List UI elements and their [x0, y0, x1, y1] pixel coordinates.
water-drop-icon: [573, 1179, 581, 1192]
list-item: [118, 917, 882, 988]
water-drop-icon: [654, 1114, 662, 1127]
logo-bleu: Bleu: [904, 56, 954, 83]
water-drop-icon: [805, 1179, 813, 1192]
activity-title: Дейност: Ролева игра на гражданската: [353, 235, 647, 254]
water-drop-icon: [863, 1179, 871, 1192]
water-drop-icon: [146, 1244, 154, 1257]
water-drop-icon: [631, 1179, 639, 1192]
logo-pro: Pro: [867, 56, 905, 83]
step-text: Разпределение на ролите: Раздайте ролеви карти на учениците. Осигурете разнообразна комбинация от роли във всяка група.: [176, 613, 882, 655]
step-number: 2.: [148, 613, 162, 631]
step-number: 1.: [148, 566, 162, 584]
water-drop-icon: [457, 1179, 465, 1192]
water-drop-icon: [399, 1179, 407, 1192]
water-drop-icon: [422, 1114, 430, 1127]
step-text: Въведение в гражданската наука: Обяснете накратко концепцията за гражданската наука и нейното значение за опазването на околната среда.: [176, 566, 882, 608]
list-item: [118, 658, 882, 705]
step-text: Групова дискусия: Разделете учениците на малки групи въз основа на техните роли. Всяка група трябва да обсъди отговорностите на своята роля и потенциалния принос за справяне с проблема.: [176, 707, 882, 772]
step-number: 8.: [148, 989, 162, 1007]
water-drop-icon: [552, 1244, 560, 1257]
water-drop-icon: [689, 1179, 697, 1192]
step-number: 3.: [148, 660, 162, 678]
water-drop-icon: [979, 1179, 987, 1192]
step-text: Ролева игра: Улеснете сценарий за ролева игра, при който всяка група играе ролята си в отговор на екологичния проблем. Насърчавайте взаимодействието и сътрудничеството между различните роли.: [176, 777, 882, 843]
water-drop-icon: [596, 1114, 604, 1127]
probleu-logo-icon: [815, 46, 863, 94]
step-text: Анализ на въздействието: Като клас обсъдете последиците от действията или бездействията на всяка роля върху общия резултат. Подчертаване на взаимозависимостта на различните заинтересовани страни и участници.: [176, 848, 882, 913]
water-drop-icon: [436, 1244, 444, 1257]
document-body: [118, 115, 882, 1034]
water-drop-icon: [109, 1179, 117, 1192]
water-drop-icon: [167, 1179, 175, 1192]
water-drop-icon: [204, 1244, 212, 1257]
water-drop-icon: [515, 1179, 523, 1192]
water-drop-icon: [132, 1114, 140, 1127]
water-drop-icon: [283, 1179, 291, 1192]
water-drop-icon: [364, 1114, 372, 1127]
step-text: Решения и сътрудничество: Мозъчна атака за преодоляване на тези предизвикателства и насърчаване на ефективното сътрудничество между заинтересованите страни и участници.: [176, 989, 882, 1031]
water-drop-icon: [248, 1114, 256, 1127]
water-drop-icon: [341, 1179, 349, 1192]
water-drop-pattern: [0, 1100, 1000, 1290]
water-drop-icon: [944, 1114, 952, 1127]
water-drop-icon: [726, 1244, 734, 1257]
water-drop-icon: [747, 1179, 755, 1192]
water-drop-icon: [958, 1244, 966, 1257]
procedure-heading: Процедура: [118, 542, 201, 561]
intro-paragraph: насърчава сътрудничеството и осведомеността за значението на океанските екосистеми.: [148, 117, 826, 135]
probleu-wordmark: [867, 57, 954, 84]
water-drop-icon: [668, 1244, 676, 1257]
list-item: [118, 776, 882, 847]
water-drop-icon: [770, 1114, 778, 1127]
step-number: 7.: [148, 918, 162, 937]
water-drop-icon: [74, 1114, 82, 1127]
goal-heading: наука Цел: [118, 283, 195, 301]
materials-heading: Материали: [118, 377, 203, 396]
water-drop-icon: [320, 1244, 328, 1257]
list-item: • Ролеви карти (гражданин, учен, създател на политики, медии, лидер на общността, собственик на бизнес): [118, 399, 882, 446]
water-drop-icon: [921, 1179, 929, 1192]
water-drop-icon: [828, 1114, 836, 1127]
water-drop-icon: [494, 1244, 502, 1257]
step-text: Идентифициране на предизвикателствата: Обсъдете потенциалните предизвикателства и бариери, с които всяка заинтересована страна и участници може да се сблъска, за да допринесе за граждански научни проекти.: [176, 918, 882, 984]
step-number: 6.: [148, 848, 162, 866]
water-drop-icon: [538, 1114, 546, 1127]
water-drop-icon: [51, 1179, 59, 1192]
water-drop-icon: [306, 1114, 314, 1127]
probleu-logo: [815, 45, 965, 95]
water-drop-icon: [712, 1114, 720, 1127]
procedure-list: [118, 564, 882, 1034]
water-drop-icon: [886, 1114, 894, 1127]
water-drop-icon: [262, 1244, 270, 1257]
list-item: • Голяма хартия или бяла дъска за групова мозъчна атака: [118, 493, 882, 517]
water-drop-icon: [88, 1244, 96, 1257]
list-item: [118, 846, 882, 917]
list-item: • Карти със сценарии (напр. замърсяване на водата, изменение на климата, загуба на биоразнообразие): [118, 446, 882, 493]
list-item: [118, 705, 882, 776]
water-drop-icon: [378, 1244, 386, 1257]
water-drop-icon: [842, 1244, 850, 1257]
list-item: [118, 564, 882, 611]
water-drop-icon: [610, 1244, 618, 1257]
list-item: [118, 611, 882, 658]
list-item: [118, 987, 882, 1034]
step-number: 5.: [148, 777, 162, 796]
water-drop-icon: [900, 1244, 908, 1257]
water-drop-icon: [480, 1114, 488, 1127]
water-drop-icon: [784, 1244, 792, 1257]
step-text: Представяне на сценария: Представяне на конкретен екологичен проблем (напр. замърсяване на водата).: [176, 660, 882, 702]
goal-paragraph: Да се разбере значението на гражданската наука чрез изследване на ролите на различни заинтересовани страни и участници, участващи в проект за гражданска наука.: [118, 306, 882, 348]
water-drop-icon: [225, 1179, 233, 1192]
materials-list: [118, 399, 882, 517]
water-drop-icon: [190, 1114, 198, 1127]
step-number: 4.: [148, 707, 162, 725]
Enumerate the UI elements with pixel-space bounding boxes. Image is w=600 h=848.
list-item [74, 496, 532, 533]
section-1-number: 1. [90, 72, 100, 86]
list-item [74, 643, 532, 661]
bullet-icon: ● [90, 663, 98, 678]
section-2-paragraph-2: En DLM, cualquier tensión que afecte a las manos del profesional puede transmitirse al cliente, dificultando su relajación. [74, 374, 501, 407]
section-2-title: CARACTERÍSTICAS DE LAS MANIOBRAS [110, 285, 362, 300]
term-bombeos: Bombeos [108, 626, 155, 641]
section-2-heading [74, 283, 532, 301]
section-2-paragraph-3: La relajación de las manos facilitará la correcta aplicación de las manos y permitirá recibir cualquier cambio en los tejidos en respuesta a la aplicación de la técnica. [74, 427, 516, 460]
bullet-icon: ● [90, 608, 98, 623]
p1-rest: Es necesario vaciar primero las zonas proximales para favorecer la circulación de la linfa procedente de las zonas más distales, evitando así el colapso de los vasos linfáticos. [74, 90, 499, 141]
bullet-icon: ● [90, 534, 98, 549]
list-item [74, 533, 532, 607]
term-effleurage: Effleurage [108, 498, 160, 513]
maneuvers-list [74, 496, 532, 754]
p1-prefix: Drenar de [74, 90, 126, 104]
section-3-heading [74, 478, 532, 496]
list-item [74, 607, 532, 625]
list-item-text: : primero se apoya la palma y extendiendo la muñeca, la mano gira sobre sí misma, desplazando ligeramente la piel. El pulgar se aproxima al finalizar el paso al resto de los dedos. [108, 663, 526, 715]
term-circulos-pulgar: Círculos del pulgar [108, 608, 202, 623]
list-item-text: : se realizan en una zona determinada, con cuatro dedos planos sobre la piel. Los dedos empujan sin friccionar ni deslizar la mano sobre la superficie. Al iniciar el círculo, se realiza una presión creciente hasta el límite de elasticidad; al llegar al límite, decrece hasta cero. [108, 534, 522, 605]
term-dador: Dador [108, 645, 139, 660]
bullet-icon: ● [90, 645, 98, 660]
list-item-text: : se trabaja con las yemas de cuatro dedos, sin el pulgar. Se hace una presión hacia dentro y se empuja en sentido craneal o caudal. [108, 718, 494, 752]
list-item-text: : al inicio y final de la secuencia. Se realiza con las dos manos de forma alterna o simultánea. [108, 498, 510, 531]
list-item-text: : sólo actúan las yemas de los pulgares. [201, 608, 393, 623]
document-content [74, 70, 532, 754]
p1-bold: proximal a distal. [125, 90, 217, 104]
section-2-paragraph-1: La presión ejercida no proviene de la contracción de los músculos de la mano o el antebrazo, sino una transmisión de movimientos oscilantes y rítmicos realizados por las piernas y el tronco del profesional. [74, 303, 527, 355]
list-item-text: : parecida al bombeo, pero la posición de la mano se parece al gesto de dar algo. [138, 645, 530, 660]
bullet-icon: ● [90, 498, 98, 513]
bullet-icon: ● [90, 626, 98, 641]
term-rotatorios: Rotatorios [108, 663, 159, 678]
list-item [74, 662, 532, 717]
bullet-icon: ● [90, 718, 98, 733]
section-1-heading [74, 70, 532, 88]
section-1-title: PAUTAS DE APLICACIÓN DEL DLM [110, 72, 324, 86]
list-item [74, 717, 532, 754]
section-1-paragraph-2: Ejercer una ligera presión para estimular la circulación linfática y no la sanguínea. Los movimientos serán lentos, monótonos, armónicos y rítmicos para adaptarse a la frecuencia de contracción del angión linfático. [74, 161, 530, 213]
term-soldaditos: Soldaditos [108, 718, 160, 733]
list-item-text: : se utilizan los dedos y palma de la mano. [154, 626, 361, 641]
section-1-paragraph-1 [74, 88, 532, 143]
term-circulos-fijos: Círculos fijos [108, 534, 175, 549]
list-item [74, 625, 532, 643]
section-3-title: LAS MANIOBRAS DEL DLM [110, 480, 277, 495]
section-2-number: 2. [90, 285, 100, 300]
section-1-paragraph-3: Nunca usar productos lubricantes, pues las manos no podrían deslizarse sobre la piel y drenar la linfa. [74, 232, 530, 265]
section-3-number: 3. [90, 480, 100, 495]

GIVEN REQUEST ▸
Transcribe the lines above without alteration, beginning with the first line and continuing through the line containing "water-drop-icon: [689, 1179, 697, 1192]", both included.

ANSWER IN FULL ▸
List UI elements and their [x0, y0, x1, y1] pixel coordinates.
water-drop-icon: [573, 1179, 581, 1192]
list-item: [118, 917, 882, 988]
water-drop-icon: [654, 1114, 662, 1127]
logo-bleu: Bleu: [904, 56, 954, 83]
water-drop-icon: [805, 1179, 813, 1192]
activity-title: Дейност: Ролева игра на гражданската: [353, 235, 647, 254]
water-drop-icon: [863, 1179, 871, 1192]
water-drop-icon: [146, 1244, 154, 1257]
water-drop-icon: [631, 1179, 639, 1192]
logo-pro: Pro: [867, 56, 905, 83]
step-text: Разпределение на ролите: Раздайте ролеви карти на учениците. Осигурете разнообразна комбинация от роли във всяка група.: [176, 613, 882, 655]
step-number: 2.: [148, 613, 162, 631]
step-number: 1.: [148, 566, 162, 584]
water-drop-icon: [457, 1179, 465, 1192]
water-drop-icon: [399, 1179, 407, 1192]
water-drop-icon: [422, 1114, 430, 1127]
step-text: Въведение в гражданската наука: Обяснете накратко концепцията за гражданската наука и нейното значение за опазването на околната среда.: [176, 566, 882, 608]
list-item: [118, 658, 882, 705]
step-text: Групова дискусия: Разделете учениците на малки групи въз основа на техните роли. Всяка група трябва да обсъди отговорностите на своята роля и потенциалния принос за справяне с проблема.: [176, 707, 882, 772]
step-number: 8.: [148, 989, 162, 1007]
water-drop-icon: [552, 1244, 560, 1257]
water-drop-icon: [689, 1179, 697, 1192]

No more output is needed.